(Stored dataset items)
----------------------------------------

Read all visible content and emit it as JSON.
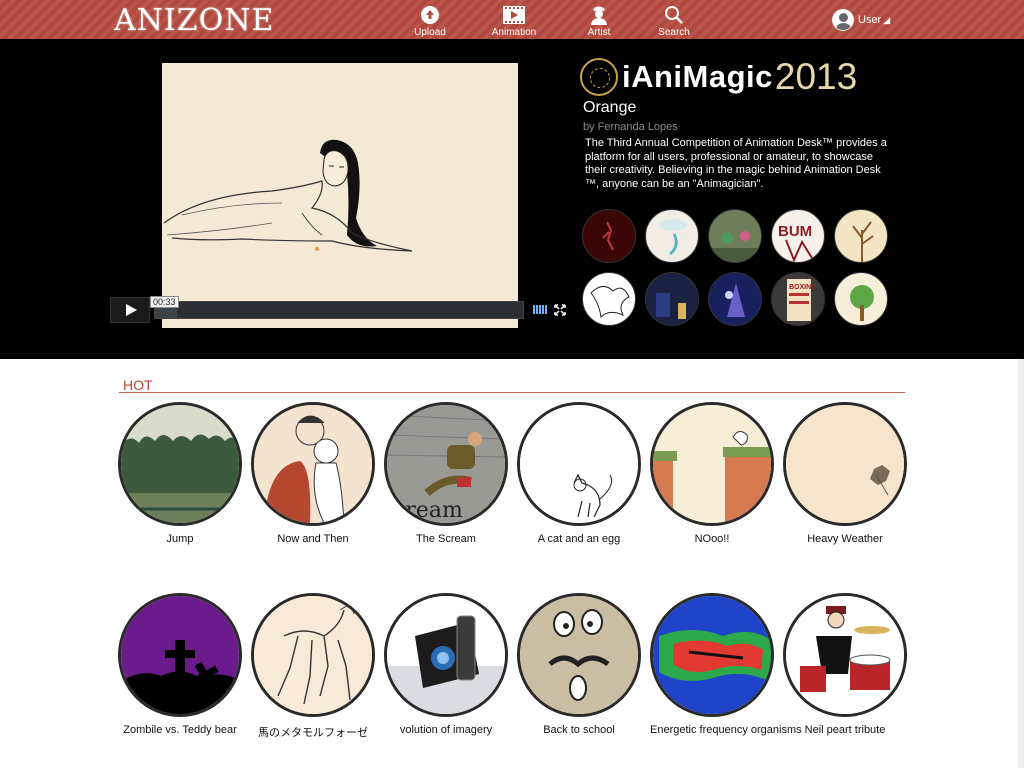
{
  "header": {
    "logo": "ANIZONE",
    "nav": [
      {
        "label": "Upload",
        "icon": "upload-icon"
      },
      {
        "label": "Animation",
        "icon": "film-icon"
      },
      {
        "label": "Artist",
        "icon": "artist-icon"
      },
      {
        "label": "Search",
        "icon": "search-icon"
      }
    ],
    "user_label": "User"
  },
  "hero": {
    "player": {
      "time": "00:33"
    },
    "contest_title": "iAniMagic",
    "contest_year": "2013",
    "film_title": "Orange",
    "film_author": "by Fernanda Lopes",
    "description": "The Third Annual Competition of Animation Desk™ provides a platform for all users, professional or amateur, to showcase their creativity. Believing in the magic behind Animation Desk ™, anyone can be an \"Animagician\".",
    "thumbnail_count": 10
  },
  "hot": {
    "title": "HOT",
    "items": [
      {
        "name": "Jump"
      },
      {
        "name": "Now and Then"
      },
      {
        "name": "The Scream"
      },
      {
        "name": "A cat and  an egg"
      },
      {
        "name": "NOoo!!"
      },
      {
        "name": "Heavy Weather"
      },
      {
        "name": "Zombile vs. Teddy bear"
      },
      {
        "name": "馬のメタモルフォーゼ"
      },
      {
        "name": "volution of imagery"
      },
      {
        "name": "Back to school"
      },
      {
        "name": "Energetic frequency organisms"
      },
      {
        "name": "Neil peart tribute"
      }
    ],
    "scream_text": "cream"
  },
  "colors": {
    "header": "#b54a3f",
    "accent": "#b84536",
    "hero_bg": "#000000"
  }
}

----------------------------------------

=== Task ===
Copy each line exactly, and leave the pictures out of your copy.

=== Response below ===
Read all visible content and emit it as JSON.
{
  "header": {
    "logo": "ANIZONE",
    "nav": [
      {
        "label": "Upload",
        "icon": "upload-icon"
      },
      {
        "label": "Animation",
        "icon": "film-icon"
      },
      {
        "label": "Artist",
        "icon": "artist-icon"
      },
      {
        "label": "Search",
        "icon": "search-icon"
      }
    ],
    "user_label": "User"
  },
  "hero": {
    "player": {
      "time": "00:33"
    },
    "contest_title": "iAniMagic",
    "contest_year": "2013",
    "film_title": "Orange",
    "film_author": "by Fernanda Lopes",
    "description": "The Third Annual Competition of Animation Desk™ provides a platform for all users, professional or amateur, to showcase their creativity. Believing in the magic behind Animation Desk ™, anyone can be an \"Animagician\".",
    "thumbnail_count": 10
  },
  "hot": {
    "title": "HOT",
    "items": [
      {
        "name": "Jump"
      },
      {
        "name": "Now and Then"
      },
      {
        "name": "The Scream"
      },
      {
        "name": "A cat and  an egg"
      },
      {
        "name": "NOoo!!"
      },
      {
        "name": "Heavy Weather"
      },
      {
        "name": "Zombile vs. Teddy bear"
      },
      {
        "name": "馬のメタモルフォーゼ"
      },
      {
        "name": "volution of imagery"
      },
      {
        "name": "Back to school"
      },
      {
        "name": "Energetic frequency organisms"
      },
      {
        "name": "Neil peart tribute"
      }
    ],
    "scream_text": "cream"
  },
  "colors": {
    "header": "#b54a3f",
    "accent": "#b84536",
    "hero_bg": "#000000"
  }
}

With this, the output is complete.